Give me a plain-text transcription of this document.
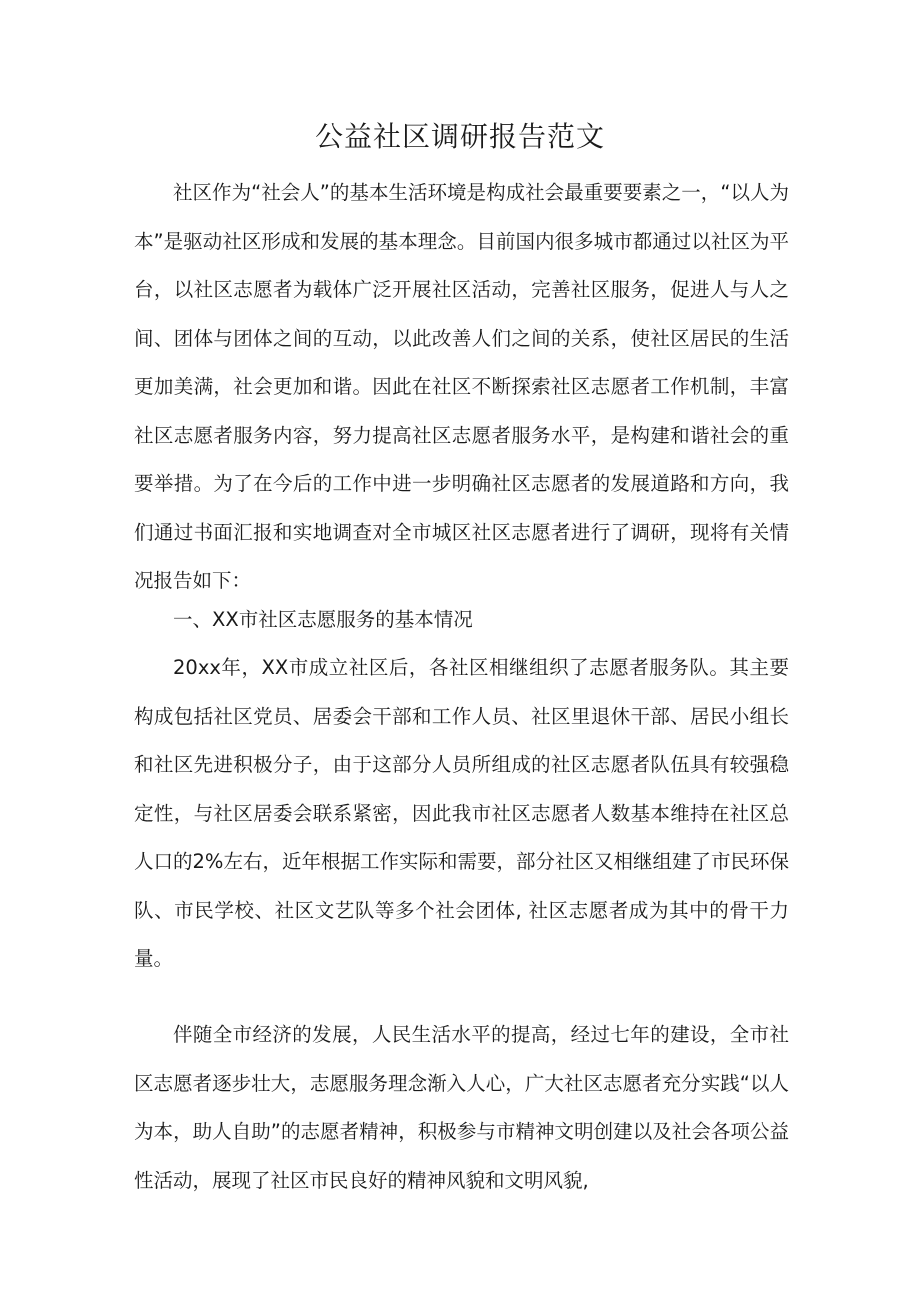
公益社区调研报告范文

社区作为“社会人”的基本生活环境是构成社会最重要要素之一，“以人为本”是驱动社区形成和发展的基本理念。目前国内很多城市都通过以社区为平台，以社区志愿者为载体广泛开展社区活动，完善社区服务，促进人与人之间、团体与团体之间的互动，以此改善人们之间的关系，使社区居民的生活更加美满，社会更加和谐。因此在社区不断探索社区志愿者工作机制，丰富社区志愿者服务内容，努力提高社区志愿者服务水平，是构建和谐社会的重要举措。为了在今后的工作中进一步明确社区志愿者的发展道路和方向，我们通过书面汇报和实地调查对全市城区社区志愿者进行了调研，现将有关情况报告如下：

一、XX市社区志愿服务的基本情况

20xx年，XX市成立社区后，各社区相继组织了志愿者服务队。其主要构成包括社区党员、居委会干部和工作人员、社区里退休干部、居民小组长和社区先进积极分子，由于这部分人员所组成的社区志愿者队伍具有较强稳定性，与社区居委会联系紧密，因此我市社区志愿者人数基本维持在社区总人口的2%左右，近年根据工作实际和需要，部分社区又相继组建了市民环保队、市民学校、社区文艺队等多个社会团体, 社区志愿者成为其中的骨干力量。

伴随全市经济的发展，人民生活水平的提高，经过七年的建设，全市社区志愿者逐步壮大，志愿服务理念渐入人心，广大社区志愿者充分实践“以人为本，助人自助”的志愿者精神，积极参与市精神文明创建以及社会各项公益性活动，展现了社区市民良好的精神风貌和文明风貌,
____________________
- _STATED TASK_: Repeat every record precisely. Any picture among them stays out of the copy.

- _RESPONSE TO THIS TASK_:
Give me a plain-text transcription of this document.
公益社区调研报告范文

社区作为“社会人”的基本生活环境是构成社会最重要要素之一，“以人为本”是驱动社区形成和发展的基本理念。目前国内很多城市都通过以社区为平台，以社区志愿者为载体广泛开展社区活动，完善社区服务，促进人与人之间、团体与团体之间的互动，以此改善人们之间的关系，使社区居民的生活更加美满，社会更加和谐。因此在社区不断探索社区志愿者工作机制，丰富社区志愿者服务内容，努力提高社区志愿者服务水平，是构建和谐社会的重要举措。为了在今后的工作中进一步明确社区志愿者的发展道路和方向，我们通过书面汇报和实地调查对全市城区社区志愿者进行了调研，现将有关情况报告如下：

一、XX市社区志愿服务的基本情况

20xx年，XX市成立社区后，各社区相继组织了志愿者服务队。其主要构成包括社区党员、居委会干部和工作人员、社区里退休干部、居民小组长和社区先进积极分子，由于这部分人员所组成的社区志愿者队伍具有较强稳定性，与社区居委会联系紧密，因此我市社区志愿者人数基本维持在社区总人口的2%左右，近年根据工作实际和需要，部分社区又相继组建了市民环保队、市民学校、社区文艺队等多个社会团体, 社区志愿者成为其中的骨干力量。

伴随全市经济的发展，人民生活水平的提高，经过七年的建设，全市社区志愿者逐步壮大，志愿服务理念渐入人心，广大社区志愿者充分实践“以人为本，助人自助”的志愿者精神，积极参与市精神文明创建以及社会各项公益性活动，展现了社区市民良好的精神风貌和文明风貌,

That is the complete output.